__Provided passage__
* * *

How I taught my 3-year-old to read like a 9-year-old
Tripling reading level through tutoring

Over a year has passed since I began teaching my toddler—then two years old—how to read (a process chronicled here).
Now, I’m prepared to answer a burning scientific question that has kept absolutely zero researchers up at night: Can a three-year-old read The Hobbit?
Turns out: yeah, pretty much. Here’s Roman reading from Chapter 1:
In a hole, in the ground, there lived a hobbit. Not a nasty, dirty, wet hole, filled with the ends of worms and an oozy smell, nor yet a dry bare, sandy, hole, with nothing in it to sit down on or to eat: it was a hobbit-hole, and that means comfort.
Of course, there are still plenty of words he can’t read! While he could handle a lot of The Hobbit, I haven’t let him read the whole book himself (there’s too much violence, and the small font size, confusing names, and enough unknown words would likely wear him down). But for the class of books that he has any business reading alone, like early readers and chapter books, he can do so. He reads by himself for pleasure every day now, quickly and silently plowing through his growing library, and his decoding abilities have met the limits of his comprehension.
As you can tell, I’m quite proud of how well he’s done, to the degree I risk coming across as supercilious about the whole thing (now there’s a word he probably can’t read). A few months ago, I gave him the SDQA test, a simple way of determining reading level, and he got all the 3rd-grade-level words correct (so somewhere around eight or nine-year-olds).
Estimating reading level isn’t very meaningful from a practical perspective, however. Goodhart’s law of measures becoming targets has made vicious work of education. For example, in a study wherein researchers had college students read the first few paragraphs of Charles Dickens’ Bleak House, only 5% of English majors could passably describe what was going on.

* * *

__Dataset content__
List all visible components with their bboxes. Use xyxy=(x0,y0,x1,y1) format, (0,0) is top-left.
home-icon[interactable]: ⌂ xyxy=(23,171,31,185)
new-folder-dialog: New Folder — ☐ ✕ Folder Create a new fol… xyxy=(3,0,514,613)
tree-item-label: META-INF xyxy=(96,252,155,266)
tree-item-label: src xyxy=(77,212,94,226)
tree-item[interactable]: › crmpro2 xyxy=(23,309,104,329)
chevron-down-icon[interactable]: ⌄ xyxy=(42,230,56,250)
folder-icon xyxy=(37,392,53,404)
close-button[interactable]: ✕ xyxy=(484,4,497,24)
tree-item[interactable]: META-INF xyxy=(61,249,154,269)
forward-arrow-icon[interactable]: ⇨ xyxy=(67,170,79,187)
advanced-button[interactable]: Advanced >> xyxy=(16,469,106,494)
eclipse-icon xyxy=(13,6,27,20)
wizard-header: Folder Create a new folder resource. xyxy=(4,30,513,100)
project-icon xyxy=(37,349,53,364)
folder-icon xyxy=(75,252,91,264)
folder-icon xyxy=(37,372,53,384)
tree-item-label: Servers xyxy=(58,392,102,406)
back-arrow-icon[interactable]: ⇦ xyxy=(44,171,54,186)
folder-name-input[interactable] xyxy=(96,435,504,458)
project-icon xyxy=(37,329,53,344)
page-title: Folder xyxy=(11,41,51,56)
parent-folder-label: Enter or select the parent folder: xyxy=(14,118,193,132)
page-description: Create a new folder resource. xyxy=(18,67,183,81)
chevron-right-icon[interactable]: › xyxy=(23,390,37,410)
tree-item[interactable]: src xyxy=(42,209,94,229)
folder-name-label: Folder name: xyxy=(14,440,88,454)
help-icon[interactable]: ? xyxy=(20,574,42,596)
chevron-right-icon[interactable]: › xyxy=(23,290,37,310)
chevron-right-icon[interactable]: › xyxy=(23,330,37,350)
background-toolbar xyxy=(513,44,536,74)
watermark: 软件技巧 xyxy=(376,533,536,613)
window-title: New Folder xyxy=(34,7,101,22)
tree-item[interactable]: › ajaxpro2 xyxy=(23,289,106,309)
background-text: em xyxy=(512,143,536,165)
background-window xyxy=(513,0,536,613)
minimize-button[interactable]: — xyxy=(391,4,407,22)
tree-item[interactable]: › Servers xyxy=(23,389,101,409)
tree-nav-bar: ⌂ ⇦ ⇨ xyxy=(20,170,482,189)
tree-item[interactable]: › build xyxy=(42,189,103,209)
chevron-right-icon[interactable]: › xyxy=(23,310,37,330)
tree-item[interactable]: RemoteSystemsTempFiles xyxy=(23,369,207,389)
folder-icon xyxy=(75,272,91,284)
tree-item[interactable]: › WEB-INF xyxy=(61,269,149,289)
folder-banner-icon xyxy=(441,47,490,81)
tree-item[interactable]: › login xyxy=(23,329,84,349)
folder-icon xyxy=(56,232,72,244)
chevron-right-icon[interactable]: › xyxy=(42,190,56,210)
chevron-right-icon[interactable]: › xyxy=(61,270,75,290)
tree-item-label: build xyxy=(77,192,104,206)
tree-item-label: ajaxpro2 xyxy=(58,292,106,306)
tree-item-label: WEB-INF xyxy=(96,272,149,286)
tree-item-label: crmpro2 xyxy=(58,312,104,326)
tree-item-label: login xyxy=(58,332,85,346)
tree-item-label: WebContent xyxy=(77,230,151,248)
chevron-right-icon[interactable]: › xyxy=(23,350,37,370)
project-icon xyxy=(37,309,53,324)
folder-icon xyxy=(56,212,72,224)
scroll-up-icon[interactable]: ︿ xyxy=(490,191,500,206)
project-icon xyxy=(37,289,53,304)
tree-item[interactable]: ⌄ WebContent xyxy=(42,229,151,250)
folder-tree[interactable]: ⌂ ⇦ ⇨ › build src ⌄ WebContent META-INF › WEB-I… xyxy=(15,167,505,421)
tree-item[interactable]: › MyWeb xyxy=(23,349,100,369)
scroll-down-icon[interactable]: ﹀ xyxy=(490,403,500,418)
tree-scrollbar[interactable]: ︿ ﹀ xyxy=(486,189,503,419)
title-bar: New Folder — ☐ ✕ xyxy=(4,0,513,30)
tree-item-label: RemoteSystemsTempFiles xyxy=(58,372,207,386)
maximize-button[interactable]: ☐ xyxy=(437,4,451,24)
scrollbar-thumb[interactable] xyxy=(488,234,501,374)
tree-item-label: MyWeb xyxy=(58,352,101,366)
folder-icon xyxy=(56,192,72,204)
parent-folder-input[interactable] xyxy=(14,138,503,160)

* * *

__Explore the material__
1 – Answer these about the toddler reading essay:
(a) How old was the child when the reading lessons began?
(b) Which test was used to gauge his reading level, and which grade-level words did he get all correct?
(c) In the Bleak House study, what percentage of English majors could passably describe what was going on?
2 – Carry on the toddler reading essay, picking up after its final sentence.

__Results for the exercise__
1 –
(a) Two years old.
(b) The SDQA test; he got all the 3rd-grade-level words correct.
(c) 5%.

2 –
Instead, I think the only literacy milestone worth caring about is whether a child reads for pleasure, because…
Read for pleasure, make brain big.
In the Adolescent Brain and Cognitive Development (ABCD) project, a cohort of over 10,000 children in the US was tracked longitudinally. A 2023 analysis of the data revealed that the earlier a child was reading for pleasure, the more this correlated with higher scores on cognitive tests and lower numbers of mental health issues, even after controlling for things like socio-economic status, such that…
…cognitive performance was better and the mental problems were lower in young adolescents with higher levels of early RfP [reading for pleasure].
Here is years of reading for pleasure plotted against a number of such outcomes.
In fact, the researchers found that reading for pleasure—and the more years spent doing so—may literally lead to larger brain volumes in adolescence.

The positive effects showed up after controlling for genetics (as best one can, using genome-wide analyses in the full cohort). ABCD also had a participating set of 711 twins and, interestingly, estimations from the twin data revealed that, while early reading-for-pleasure does have a genetic component, the majority of the trait’s variance appears environmental.
Put it all together, and early reading for pleasure stands out in the scientific literature, in that it has (a) very broad cognitive benefits, (b) good empirical support for this class of thing, (c) has a large environmental component, and (d) actively replaces and competes with screen time, which is usually neutral or negative in the literature (in the ABCD cohort, screen time had an inverse correlation with reading for pleasure).
This last point, that reading for pleasure fills a certain time in the day, means I daily…
Thank god for this new independent activity.
When I look back on my official reasons for teaching reading so early, oh, how naive I was! All pale in comparison to the true benefit.
Holy smokes, does early reading make parenting easier sometimes!
It’s all the advantages of an iPad, none of the guilt. You’ve unlocked infinite self-entertainment. Long drive? Bring a book. Or five. Roman toddles into restaurants clutching a book as a backup activity, and reads while waiting in boring lines. It’s also calming, and so helps with emotional regulation. Toddler energy descending rapidly into deviance? Go read a book! It’s a parenting cheat code. I don’t know if this alone justifies the hours spent, but it sure is one heck of a benefit.
Here’s a recent picture of him in his natural habitat, in one of his nooks (looking ever less like a toddler and more like a real little kid).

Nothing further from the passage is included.